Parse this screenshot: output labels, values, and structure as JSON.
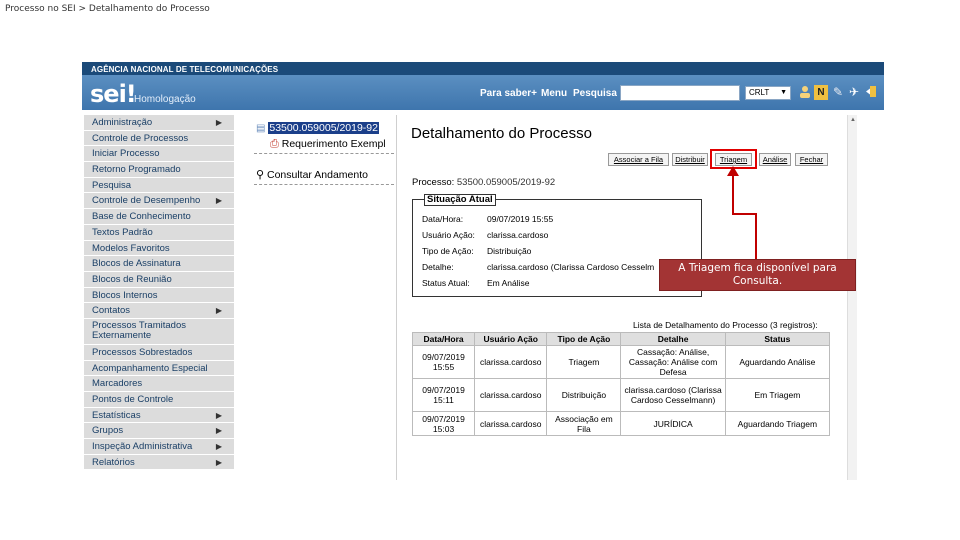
{
  "slide": {
    "title": "Processo no SEI > Detalhamento do Processo"
  },
  "header": {
    "agency": "AGÊNCIA NACIONAL DE TELECOMUNICAÇÕES",
    "logo": "sei!",
    "environment": "Homologação",
    "links": [
      "Para saber+",
      "Menu",
      "Pesquisa"
    ],
    "search_placeholder": "",
    "unit_selected": "CRLT",
    "icons": [
      "user-icon",
      "notes-icon",
      "settings-icon",
      "exit-icon"
    ]
  },
  "sidebar": {
    "items": [
      {
        "label": "Administração",
        "arrow": "▶"
      },
      {
        "label": "Controle de Processos",
        "arrow": ""
      },
      {
        "label": "Iniciar Processo",
        "arrow": ""
      },
      {
        "label": "Retorno Programado",
        "arrow": ""
      },
      {
        "label": "Pesquisa",
        "arrow": ""
      },
      {
        "label": "Controle de Desempenho",
        "arrow": "▶"
      },
      {
        "label": "Base de Conhecimento",
        "arrow": ""
      },
      {
        "label": "Textos Padrão",
        "arrow": ""
      },
      {
        "label": "Modelos Favoritos",
        "arrow": ""
      },
      {
        "label": "Blocos de Assinatura",
        "arrow": ""
      },
      {
        "label": "Blocos de Reunião",
        "arrow": ""
      },
      {
        "label": "Blocos Internos",
        "arrow": ""
      },
      {
        "label": "Contatos",
        "arrow": "▶"
      },
      {
        "label": "Processos Tramitados Externamente",
        "arrow": ""
      },
      {
        "label": "Processos Sobrestados",
        "arrow": ""
      },
      {
        "label": "Acompanhamento Especial",
        "arrow": ""
      },
      {
        "label": "Marcadores",
        "arrow": ""
      },
      {
        "label": "Pontos de Controle",
        "arrow": ""
      },
      {
        "label": "Estatísticas",
        "arrow": "▶"
      },
      {
        "label": "Grupos",
        "arrow": "▶"
      },
      {
        "label": "Inspeção Administrativa",
        "arrow": "▶"
      },
      {
        "label": "Relatórios",
        "arrow": "▶"
      }
    ]
  },
  "tree": {
    "process_number": "53500.059005/2019-92",
    "document": "Requerimento Exempl",
    "consult": "Consultar Andamento"
  },
  "main": {
    "title": "Detalhamento do Processo",
    "buttons": [
      "Associar a Fila",
      "Distribuir",
      "Triagem",
      "Análise",
      "Fechar"
    ],
    "process_label": "Processo:",
    "process_number": "53500.059005/2019-92",
    "situacao": {
      "legend": "Situação Atual",
      "rows": [
        {
          "label": "Data/Hora:",
          "value": "09/07/2019 15:55"
        },
        {
          "label": "Usuário Ação:",
          "value": "clarissa.cardoso"
        },
        {
          "label": "Tipo de Ação:",
          "value": "Distribuição"
        },
        {
          "label": "Detalhe:",
          "value": "clarissa.cardoso (Clarissa Cardoso Cesselm"
        },
        {
          "label": "Status Atual:",
          "value": "Em Análise"
        }
      ]
    },
    "list_caption": "Lista de Detalhamento do Processo (3 registros):",
    "table": {
      "headers": [
        "Data/Hora",
        "Usuário Ação",
        "Tipo de Ação",
        "Detalhe",
        "Status"
      ],
      "rows": [
        [
          "09/07/2019 15:55",
          "clarissa.cardoso",
          "Triagem",
          "Cassação: Análise, Cassação: Análise com Defesa",
          "Aguardando Análise"
        ],
        [
          "09/07/2019 15:11",
          "clarissa.cardoso",
          "Distribuição",
          "clarissa.cardoso (Clarissa Cardoso Cesselmann)",
          "Em Triagem"
        ],
        [
          "09/07/2019 15:03",
          "clarissa.cardoso",
          "Associação em Fila",
          "JURÍDICA",
          "Aguardando Triagem"
        ]
      ]
    }
  },
  "annotation": {
    "callout": "A Triagem fica disponível para Consulta.",
    "color": "#a33434",
    "highlight_color": "#e00000"
  }
}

_REQUEST_
Locate the word "Processos" in the data above. Copy every line carrying it.

_COMPLETED EXERCISE_
        "label": "Controle de Processos",
        "label": "Processos Tramitados Externamente",
        "label": "Processos Sobrestados",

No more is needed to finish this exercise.